• _SHORT PROBLEM_: Every entry must be repeated exactly. Exclude all pictures.

* * *

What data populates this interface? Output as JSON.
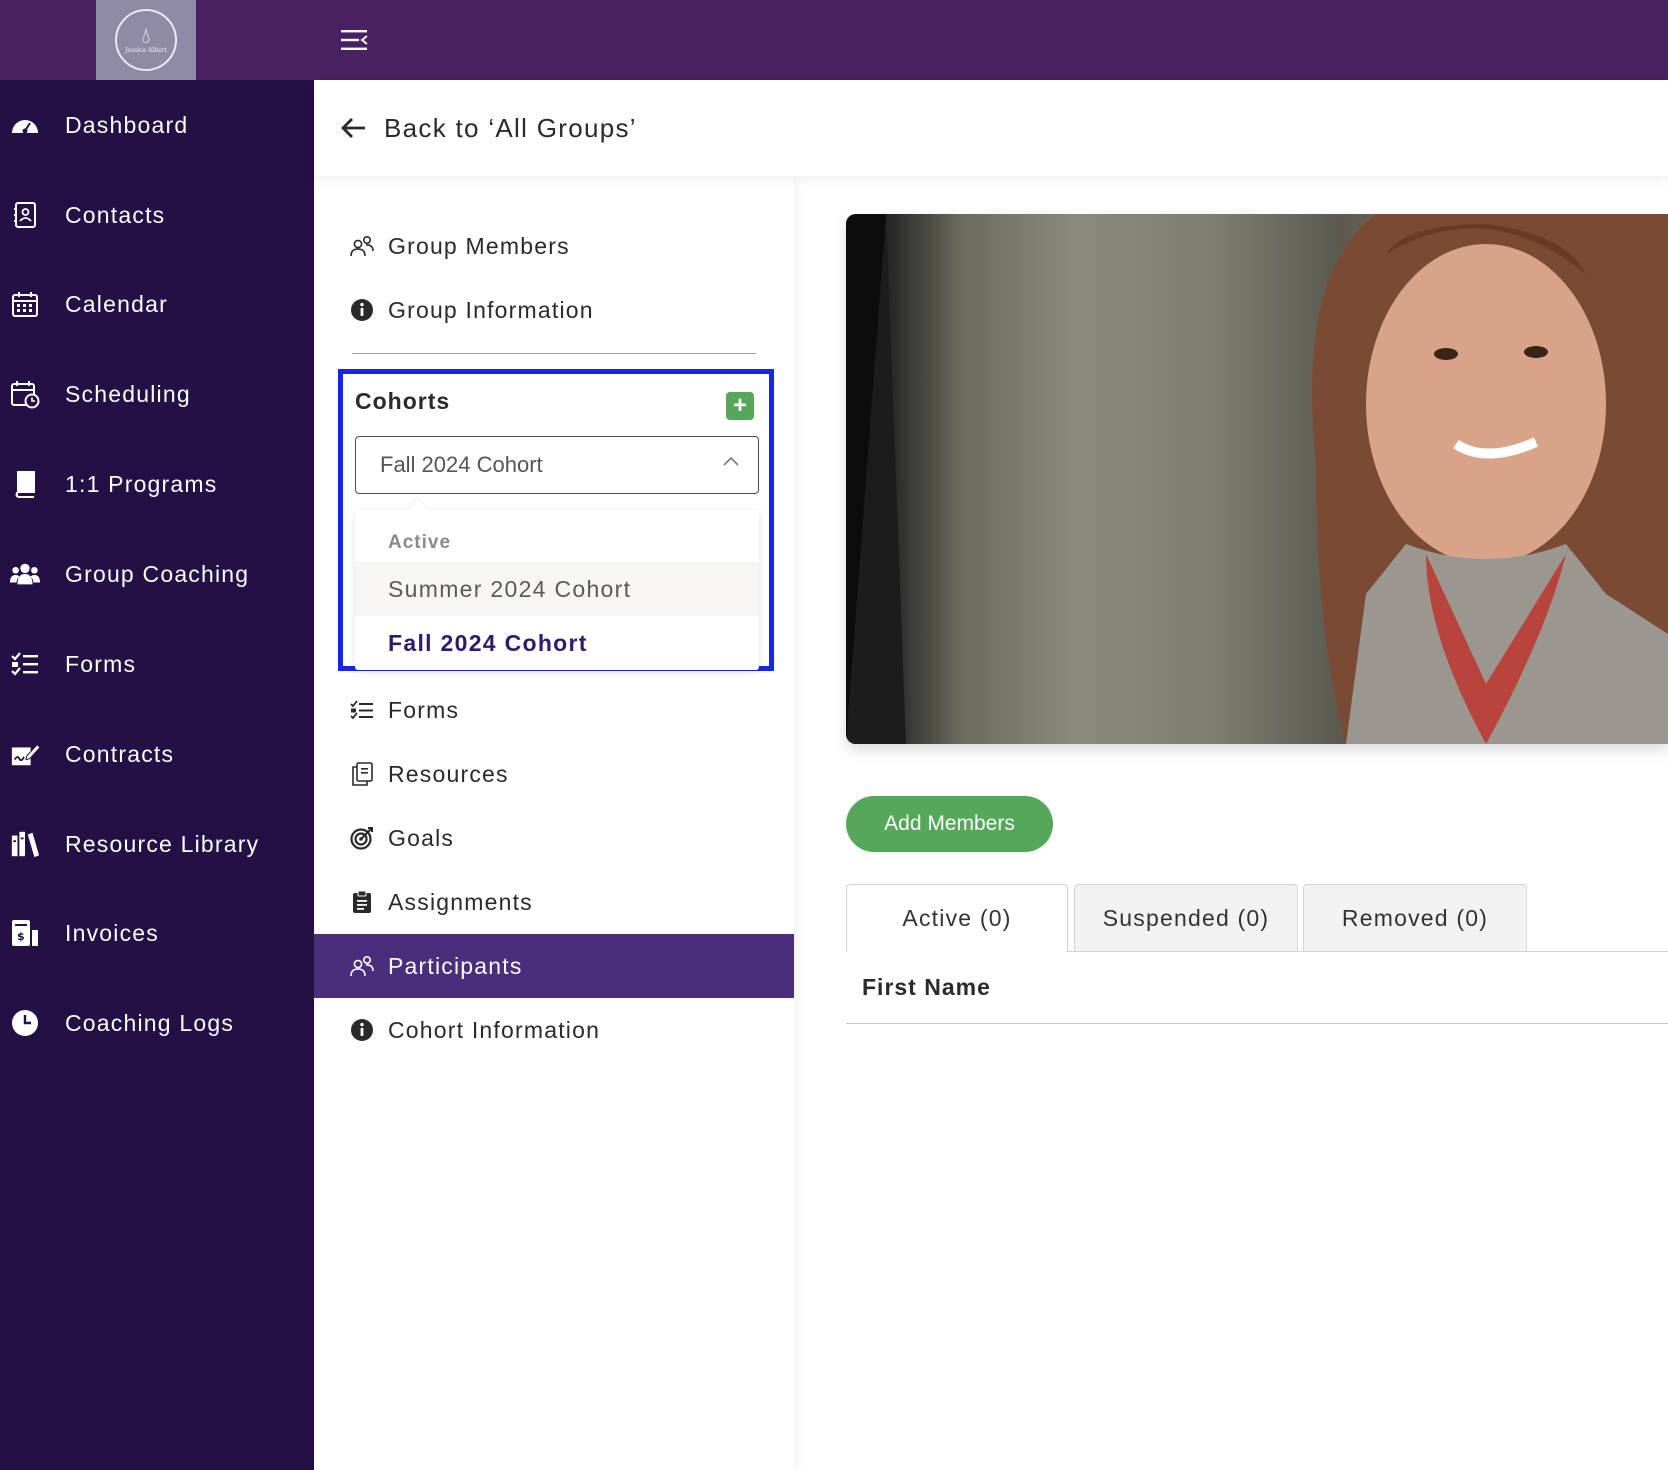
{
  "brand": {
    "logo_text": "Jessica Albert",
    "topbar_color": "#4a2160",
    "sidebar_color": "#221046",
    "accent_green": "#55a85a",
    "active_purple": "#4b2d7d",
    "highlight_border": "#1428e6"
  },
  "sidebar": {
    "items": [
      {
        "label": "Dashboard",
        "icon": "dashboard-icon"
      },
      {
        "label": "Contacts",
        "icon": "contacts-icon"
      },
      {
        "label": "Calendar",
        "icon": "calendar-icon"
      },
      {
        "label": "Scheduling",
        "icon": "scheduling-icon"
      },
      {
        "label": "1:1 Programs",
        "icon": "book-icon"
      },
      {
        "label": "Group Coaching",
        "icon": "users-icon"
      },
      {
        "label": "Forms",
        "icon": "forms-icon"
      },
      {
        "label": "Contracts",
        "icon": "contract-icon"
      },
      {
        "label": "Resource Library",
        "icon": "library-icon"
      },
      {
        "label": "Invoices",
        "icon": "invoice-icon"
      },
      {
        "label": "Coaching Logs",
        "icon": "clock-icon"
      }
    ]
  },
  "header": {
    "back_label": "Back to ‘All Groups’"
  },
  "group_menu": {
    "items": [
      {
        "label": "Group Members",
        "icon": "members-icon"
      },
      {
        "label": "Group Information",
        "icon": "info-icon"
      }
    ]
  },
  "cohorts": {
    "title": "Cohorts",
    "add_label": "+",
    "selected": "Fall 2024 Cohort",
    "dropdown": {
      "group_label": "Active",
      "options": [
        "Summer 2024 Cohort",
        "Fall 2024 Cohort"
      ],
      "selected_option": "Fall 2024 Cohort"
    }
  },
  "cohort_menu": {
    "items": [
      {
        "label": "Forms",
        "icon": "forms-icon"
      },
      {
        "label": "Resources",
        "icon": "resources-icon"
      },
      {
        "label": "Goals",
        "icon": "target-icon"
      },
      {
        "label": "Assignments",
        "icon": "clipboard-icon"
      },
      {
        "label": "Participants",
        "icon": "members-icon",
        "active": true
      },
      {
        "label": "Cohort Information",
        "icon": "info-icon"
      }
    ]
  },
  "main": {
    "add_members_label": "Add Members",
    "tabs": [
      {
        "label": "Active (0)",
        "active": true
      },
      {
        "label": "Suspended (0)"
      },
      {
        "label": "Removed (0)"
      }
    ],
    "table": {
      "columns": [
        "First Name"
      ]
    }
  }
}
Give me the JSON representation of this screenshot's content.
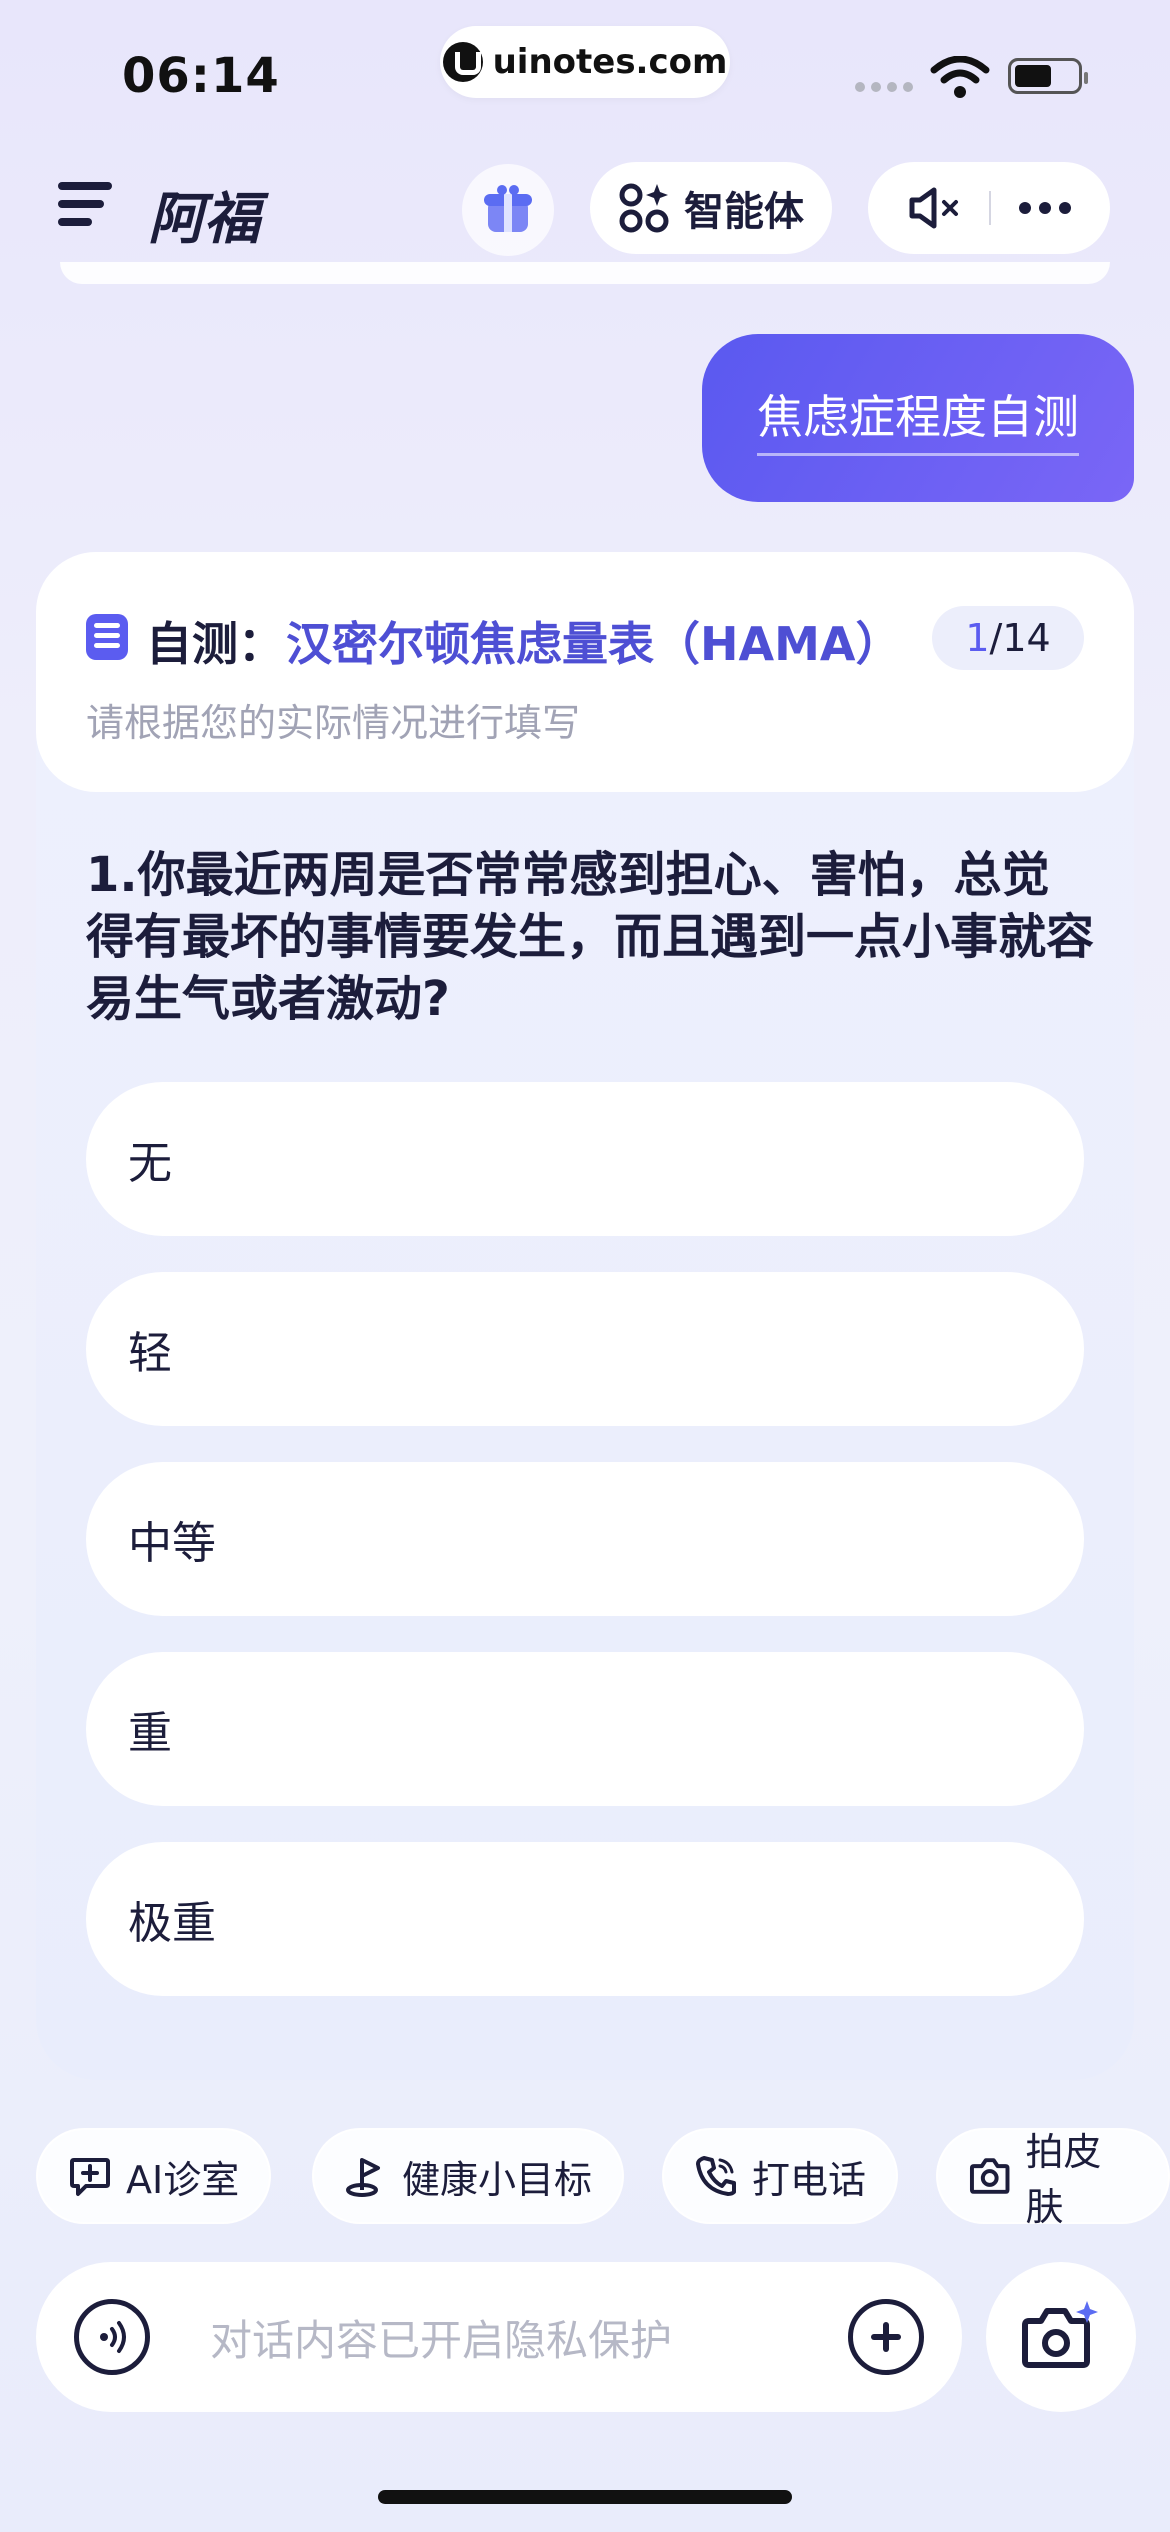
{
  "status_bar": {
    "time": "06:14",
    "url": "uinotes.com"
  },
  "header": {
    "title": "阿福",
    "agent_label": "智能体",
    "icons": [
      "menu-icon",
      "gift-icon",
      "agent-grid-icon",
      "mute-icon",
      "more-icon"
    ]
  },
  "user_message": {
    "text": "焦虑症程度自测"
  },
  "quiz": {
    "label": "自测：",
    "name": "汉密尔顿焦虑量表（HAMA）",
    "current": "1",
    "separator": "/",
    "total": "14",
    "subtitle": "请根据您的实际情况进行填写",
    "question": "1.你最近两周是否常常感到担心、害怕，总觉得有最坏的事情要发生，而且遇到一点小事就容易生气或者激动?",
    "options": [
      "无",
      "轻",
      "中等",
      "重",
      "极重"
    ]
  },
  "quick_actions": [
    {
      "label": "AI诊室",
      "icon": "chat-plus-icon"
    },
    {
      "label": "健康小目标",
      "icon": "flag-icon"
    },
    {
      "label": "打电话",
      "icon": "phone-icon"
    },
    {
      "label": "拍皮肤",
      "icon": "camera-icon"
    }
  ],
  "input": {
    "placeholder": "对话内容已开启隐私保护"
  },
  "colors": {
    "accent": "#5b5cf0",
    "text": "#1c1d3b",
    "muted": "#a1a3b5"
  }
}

* * *

• _FINAL RESULT_:
What data populates this interface? Output as JSON.
{
  "brand": {
    "logo_text": "Jessica Albert",
    "topbar_color": "#4a2160",
    "sidebar_color": "#221046",
    "accent_green": "#55a85a",
    "active_purple": "#4b2d7d",
    "highlight_border": "#1428e6"
  },
  "sidebar": {
    "items": [
      {
        "label": "Dashboard",
        "icon": "dashboard-icon"
      },
      {
        "label": "Contacts",
        "icon": "contacts-icon"
      },
      {
        "label": "Calendar",
        "icon": "calendar-icon"
      },
      {
        "label": "Scheduling",
        "icon": "scheduling-icon"
      },
      {
        "label": "1:1 Programs",
        "icon": "book-icon"
      },
      {
        "label": "Group Coaching",
        "icon": "users-icon"
      },
      {
        "label": "Forms",
        "icon": "forms-icon"
      },
      {
        "label": "Contracts",
        "icon": "contract-icon"
      },
      {
        "label": "Resource Library",
        "icon": "library-icon"
      },
      {
        "label": "Invoices",
        "icon": "invoice-icon"
      },
      {
        "label": "Coaching Logs",
        "icon": "clock-icon"
      }
    ]
  },
  "header": {
    "back_label": "Back to ‘All Groups’"
  },
  "group_menu": {
    "items": [
      {
        "label": "Group Members",
        "icon": "members-icon"
      },
      {
        "label": "Group Information",
        "icon": "info-icon"
      }
    ]
  },
  "cohorts": {
    "title": "Cohorts",
    "add_label": "+",
    "selected": "Fall 2024 Cohort",
    "dropdown": {
      "group_label": "Active",
      "options": [
        "Summer 2024 Cohort",
        "Fall 2024 Cohort"
      ],
      "selected_option": "Fall 2024 Cohort"
    }
  },
  "cohort_menu": {
    "items": [
      {
        "label": "Forms",
        "icon": "forms-icon"
      },
      {
        "label": "Resources",
        "icon": "resources-icon"
      },
      {
        "label": "Goals",
        "icon": "target-icon"
      },
      {
        "label": "Assignments",
        "icon": "clipboard-icon"
      },
      {
        "label": "Participants",
        "icon": "members-icon",
        "active": true
      },
      {
        "label": "Cohort Information",
        "icon": "info-icon"
      }
    ]
  },
  "main": {
    "add_members_label": "Add Members",
    "tabs": [
      {
        "label": "Active (0)",
        "active": true
      },
      {
        "label": "Suspended (0)"
      },
      {
        "label": "Removed (0)"
      }
    ],
    "table": {
      "columns": [
        "First Name"
      ]
    }
  }
}
Give me the JSON representation of this screenshot's content.
{
  "status_bar": {
    "time": "06:14",
    "url": "uinotes.com"
  },
  "header": {
    "title": "阿福",
    "agent_label": "智能体",
    "icons": [
      "menu-icon",
      "gift-icon",
      "agent-grid-icon",
      "mute-icon",
      "more-icon"
    ]
  },
  "user_message": {
    "text": "焦虑症程度自测"
  },
  "quiz": {
    "label": "自测：",
    "name": "汉密尔顿焦虑量表（HAMA）",
    "current": "1",
    "separator": "/",
    "total": "14",
    "subtitle": "请根据您的实际情况进行填写",
    "question": "1.你最近两周是否常常感到担心、害怕，总觉得有最坏的事情要发生，而且遇到一点小事就容易生气或者激动?",
    "options": [
      "无",
      "轻",
      "中等",
      "重",
      "极重"
    ]
  },
  "quick_actions": [
    {
      "label": "AI诊室",
      "icon": "chat-plus-icon"
    },
    {
      "label": "健康小目标",
      "icon": "flag-icon"
    },
    {
      "label": "打电话",
      "icon": "phone-icon"
    },
    {
      "label": "拍皮肤",
      "icon": "camera-icon"
    }
  ],
  "input": {
    "placeholder": "对话内容已开启隐私保护"
  },
  "colors": {
    "accent": "#5b5cf0",
    "text": "#1c1d3b",
    "muted": "#a1a3b5"
  }
}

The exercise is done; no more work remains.